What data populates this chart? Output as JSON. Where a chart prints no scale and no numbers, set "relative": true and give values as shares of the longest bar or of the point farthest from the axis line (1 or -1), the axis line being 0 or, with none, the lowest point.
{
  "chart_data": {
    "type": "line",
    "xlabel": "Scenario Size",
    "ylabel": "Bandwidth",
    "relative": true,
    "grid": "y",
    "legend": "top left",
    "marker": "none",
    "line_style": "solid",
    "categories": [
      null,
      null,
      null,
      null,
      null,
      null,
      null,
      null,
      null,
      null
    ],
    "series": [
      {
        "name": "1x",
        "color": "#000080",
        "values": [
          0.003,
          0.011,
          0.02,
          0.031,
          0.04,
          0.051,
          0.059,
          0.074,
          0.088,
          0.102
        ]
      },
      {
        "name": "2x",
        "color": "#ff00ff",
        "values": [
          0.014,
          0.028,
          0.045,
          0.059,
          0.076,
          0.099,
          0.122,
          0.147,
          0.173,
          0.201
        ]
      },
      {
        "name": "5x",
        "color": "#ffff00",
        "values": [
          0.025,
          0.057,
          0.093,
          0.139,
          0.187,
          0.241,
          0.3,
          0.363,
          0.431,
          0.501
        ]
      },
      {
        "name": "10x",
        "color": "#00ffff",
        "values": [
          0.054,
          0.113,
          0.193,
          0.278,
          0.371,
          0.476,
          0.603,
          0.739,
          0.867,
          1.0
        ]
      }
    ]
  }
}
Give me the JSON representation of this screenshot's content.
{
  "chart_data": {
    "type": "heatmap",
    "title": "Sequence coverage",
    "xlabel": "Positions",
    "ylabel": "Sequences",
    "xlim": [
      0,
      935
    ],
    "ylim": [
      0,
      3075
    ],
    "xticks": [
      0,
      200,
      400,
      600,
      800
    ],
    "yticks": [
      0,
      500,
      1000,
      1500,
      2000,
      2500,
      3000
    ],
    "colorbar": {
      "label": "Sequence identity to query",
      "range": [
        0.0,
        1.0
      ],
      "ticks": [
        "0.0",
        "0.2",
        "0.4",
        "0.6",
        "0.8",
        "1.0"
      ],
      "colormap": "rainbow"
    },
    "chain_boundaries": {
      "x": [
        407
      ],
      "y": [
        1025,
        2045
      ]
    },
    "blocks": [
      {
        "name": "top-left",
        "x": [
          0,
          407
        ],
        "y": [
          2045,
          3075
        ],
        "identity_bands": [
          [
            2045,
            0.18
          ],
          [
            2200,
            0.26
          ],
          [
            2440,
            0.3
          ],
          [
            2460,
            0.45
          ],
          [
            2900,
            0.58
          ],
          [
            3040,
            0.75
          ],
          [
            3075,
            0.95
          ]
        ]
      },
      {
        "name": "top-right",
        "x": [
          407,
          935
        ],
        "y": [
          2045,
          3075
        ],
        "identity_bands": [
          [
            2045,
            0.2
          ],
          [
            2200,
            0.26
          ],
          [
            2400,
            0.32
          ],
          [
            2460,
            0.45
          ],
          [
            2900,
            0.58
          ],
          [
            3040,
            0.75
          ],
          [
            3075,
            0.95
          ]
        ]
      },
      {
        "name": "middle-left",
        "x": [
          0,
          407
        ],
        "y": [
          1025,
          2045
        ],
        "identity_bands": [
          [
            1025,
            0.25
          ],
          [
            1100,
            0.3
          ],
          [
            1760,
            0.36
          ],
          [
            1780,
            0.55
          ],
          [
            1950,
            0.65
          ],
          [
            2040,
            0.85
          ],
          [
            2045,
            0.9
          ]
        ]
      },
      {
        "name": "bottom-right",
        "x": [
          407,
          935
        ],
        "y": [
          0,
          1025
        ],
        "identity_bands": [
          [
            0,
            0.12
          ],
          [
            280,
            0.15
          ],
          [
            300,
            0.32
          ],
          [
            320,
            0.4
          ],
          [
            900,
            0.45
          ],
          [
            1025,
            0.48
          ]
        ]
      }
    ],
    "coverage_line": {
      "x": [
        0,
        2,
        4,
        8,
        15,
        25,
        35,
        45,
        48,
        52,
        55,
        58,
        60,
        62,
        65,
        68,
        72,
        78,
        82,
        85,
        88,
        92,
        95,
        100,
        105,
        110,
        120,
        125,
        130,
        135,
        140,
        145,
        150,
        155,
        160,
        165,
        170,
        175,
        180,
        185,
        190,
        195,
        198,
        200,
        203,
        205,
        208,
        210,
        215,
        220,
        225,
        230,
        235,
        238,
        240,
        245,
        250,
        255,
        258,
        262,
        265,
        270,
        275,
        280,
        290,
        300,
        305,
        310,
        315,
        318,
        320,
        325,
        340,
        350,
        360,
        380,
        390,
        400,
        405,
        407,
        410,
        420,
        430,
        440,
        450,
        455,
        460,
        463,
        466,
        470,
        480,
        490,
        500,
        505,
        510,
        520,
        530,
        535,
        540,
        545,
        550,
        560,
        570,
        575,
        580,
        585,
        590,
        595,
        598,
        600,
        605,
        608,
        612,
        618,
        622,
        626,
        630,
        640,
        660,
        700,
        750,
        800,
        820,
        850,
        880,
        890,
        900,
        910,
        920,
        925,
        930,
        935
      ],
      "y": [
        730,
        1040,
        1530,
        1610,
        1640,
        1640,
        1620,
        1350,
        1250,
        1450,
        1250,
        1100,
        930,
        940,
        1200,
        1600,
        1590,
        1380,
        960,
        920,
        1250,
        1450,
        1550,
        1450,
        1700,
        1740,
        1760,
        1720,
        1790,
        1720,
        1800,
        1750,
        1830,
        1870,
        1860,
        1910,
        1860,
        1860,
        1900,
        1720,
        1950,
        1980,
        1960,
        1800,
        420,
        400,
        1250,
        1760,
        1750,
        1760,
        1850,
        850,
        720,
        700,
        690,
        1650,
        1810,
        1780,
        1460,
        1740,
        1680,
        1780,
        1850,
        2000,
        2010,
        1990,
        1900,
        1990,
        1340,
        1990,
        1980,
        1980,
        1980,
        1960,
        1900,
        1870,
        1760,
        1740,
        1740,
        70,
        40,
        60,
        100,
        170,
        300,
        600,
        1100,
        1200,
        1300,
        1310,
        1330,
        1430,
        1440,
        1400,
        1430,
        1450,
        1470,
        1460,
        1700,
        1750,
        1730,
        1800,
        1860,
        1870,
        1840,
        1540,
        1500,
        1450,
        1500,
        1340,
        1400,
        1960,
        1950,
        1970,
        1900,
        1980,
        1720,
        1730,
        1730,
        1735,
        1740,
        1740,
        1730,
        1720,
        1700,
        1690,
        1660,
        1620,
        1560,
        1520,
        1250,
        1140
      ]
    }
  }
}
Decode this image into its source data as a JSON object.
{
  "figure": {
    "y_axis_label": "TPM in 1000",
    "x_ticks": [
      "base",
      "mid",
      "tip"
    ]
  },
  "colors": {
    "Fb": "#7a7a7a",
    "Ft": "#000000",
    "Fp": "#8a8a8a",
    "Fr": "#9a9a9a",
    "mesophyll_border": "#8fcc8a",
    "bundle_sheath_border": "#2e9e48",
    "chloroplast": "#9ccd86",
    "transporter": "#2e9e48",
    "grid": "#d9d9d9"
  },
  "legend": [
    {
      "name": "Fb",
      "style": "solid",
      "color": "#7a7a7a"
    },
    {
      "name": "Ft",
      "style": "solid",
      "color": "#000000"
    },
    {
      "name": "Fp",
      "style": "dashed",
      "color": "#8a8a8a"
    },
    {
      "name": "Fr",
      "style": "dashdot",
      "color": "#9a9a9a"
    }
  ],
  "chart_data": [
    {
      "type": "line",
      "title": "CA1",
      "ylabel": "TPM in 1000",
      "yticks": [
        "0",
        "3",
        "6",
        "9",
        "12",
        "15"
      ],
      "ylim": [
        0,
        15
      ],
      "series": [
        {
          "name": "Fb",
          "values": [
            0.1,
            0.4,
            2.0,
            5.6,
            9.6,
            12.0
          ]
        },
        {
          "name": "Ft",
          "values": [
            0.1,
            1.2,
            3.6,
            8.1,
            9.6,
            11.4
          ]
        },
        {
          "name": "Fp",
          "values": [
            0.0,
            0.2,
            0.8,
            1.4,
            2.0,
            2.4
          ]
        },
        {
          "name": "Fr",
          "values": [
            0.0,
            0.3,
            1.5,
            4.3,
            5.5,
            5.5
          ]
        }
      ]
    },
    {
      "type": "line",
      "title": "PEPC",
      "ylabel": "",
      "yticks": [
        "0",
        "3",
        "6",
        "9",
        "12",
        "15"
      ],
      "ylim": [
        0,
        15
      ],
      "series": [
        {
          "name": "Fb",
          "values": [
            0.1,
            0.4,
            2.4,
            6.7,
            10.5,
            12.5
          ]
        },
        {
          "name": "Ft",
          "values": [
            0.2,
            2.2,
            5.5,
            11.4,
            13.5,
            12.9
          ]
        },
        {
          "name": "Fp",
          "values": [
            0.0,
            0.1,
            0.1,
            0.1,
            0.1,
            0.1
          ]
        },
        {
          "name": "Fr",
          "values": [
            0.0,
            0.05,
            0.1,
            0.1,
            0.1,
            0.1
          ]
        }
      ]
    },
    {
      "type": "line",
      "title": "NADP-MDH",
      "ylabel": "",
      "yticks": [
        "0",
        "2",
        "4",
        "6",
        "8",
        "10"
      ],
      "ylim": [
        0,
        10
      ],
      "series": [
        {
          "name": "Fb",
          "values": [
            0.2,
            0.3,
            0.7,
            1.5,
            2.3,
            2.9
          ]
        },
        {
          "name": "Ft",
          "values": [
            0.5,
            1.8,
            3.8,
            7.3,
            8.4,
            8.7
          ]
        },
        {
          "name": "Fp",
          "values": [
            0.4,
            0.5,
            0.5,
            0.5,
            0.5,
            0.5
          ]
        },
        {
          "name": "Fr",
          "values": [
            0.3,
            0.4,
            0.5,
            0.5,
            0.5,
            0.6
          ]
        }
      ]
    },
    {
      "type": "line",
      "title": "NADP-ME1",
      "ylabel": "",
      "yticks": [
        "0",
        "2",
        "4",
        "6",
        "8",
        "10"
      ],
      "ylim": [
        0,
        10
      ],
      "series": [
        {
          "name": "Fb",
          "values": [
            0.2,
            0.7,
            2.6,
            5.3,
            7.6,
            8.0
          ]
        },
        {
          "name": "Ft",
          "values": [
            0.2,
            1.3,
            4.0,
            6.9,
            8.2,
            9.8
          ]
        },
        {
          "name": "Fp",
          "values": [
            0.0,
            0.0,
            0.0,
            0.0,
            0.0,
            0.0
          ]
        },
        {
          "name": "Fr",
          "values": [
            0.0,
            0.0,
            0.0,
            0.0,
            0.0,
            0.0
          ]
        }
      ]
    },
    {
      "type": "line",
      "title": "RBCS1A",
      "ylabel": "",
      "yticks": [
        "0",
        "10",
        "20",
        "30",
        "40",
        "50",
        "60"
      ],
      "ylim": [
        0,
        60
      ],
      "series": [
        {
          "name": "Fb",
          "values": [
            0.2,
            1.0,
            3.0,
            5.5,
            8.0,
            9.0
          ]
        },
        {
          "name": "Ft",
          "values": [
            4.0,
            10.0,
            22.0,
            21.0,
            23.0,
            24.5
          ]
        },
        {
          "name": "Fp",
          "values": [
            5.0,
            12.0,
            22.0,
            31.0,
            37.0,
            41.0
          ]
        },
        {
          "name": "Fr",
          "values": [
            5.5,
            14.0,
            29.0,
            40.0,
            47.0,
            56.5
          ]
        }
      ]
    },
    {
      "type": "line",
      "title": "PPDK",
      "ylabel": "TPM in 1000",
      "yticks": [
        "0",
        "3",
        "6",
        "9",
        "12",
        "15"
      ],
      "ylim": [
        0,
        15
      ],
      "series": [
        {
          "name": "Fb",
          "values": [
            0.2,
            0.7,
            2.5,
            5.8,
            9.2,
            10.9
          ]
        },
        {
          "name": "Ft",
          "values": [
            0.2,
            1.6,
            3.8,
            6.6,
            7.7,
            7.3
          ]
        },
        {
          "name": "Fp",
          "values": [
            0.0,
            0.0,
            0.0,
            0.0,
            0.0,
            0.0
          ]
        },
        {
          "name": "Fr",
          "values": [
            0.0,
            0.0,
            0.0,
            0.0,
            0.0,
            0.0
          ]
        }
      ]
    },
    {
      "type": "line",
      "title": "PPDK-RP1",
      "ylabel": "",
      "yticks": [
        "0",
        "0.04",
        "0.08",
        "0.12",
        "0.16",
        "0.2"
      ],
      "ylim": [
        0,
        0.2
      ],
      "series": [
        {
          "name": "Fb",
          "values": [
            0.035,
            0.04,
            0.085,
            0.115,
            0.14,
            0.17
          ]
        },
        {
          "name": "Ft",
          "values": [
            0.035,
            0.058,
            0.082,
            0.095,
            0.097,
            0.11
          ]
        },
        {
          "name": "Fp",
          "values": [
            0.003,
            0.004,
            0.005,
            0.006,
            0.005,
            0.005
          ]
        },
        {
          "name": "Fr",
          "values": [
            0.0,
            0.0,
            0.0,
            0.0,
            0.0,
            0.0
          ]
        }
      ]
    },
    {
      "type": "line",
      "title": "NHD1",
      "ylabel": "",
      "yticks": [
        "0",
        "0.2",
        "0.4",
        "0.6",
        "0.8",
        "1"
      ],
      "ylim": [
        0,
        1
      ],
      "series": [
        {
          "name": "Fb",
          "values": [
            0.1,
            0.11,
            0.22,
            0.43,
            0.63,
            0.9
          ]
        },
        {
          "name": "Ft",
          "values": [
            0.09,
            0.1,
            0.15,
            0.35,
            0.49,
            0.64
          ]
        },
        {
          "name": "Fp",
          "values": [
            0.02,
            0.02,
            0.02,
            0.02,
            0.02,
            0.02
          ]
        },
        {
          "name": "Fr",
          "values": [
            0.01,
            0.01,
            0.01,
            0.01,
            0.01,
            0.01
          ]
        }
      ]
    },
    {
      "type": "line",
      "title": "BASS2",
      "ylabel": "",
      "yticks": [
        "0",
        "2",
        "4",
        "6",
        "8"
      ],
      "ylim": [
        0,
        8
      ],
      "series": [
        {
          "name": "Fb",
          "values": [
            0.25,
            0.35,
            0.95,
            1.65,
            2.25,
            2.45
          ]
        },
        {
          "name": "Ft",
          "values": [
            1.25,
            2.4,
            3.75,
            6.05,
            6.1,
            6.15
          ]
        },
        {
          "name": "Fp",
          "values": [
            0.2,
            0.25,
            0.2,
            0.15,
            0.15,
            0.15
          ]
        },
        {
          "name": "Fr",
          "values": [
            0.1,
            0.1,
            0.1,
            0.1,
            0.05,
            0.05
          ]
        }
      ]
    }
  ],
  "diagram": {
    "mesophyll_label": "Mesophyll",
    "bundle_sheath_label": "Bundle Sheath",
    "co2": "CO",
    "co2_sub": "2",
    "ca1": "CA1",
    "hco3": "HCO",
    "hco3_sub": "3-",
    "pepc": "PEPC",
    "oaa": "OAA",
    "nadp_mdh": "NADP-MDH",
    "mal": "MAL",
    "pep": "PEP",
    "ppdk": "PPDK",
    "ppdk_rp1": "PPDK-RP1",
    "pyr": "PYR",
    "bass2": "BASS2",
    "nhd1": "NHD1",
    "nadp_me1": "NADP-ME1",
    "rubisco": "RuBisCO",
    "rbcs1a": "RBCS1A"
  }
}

What you have to do: Copy every line of the records above that holds the word "xlabel".

Response to this exercise:
    "xlabel": "Scenario Size",
    "xlabel": "Positions",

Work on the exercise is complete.